Short task =>
Transcribe the listing word for word.
——
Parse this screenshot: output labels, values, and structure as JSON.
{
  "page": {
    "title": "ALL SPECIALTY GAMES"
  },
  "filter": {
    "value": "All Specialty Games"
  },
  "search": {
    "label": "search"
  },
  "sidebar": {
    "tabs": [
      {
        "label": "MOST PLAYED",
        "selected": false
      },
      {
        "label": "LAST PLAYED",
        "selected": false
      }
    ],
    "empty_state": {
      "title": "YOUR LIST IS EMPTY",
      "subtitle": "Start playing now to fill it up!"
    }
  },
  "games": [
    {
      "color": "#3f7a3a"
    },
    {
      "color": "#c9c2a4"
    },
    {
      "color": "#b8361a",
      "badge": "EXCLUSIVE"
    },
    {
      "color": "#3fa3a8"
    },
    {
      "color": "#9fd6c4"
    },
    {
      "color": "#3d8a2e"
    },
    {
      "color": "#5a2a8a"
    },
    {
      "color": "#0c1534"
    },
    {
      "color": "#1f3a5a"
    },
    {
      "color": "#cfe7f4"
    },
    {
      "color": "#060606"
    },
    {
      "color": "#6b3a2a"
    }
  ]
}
——
Task response =>
Parse this screenshot: output labels, values, and structure as JSON.
{
  "page": {
    "title": "ALL SPECIALTY GAMES"
  },
  "filter": {
    "value": "All Specialty Games"
  },
  "search": {
    "label": "search"
  },
  "sidebar": {
    "tabs": [
      {
        "label": "MOST PLAYED",
        "selected": false
      },
      {
        "label": "LAST PLAYED",
        "selected": false
      }
    ],
    "empty_state": {
      "title": "YOUR LIST IS EMPTY",
      "subtitle": "Start playing now to fill it up!"
    }
  },
  "games": [
    {
      "color": "#3f7a3a"
    },
    {
      "color": "#c9c2a4"
    },
    {
      "color": "#b8361a",
      "badge": "EXCLUSIVE"
    },
    {
      "color": "#3fa3a8"
    },
    {
      "color": "#9fd6c4"
    },
    {
      "color": "#3d8a2e"
    },
    {
      "color": "#5a2a8a"
    },
    {
      "color": "#0c1534"
    },
    {
      "color": "#1f3a5a"
    },
    {
      "color": "#cfe7f4"
    },
    {
      "color": "#060606"
    },
    {
      "color": "#6b3a2a"
    }
  ]
}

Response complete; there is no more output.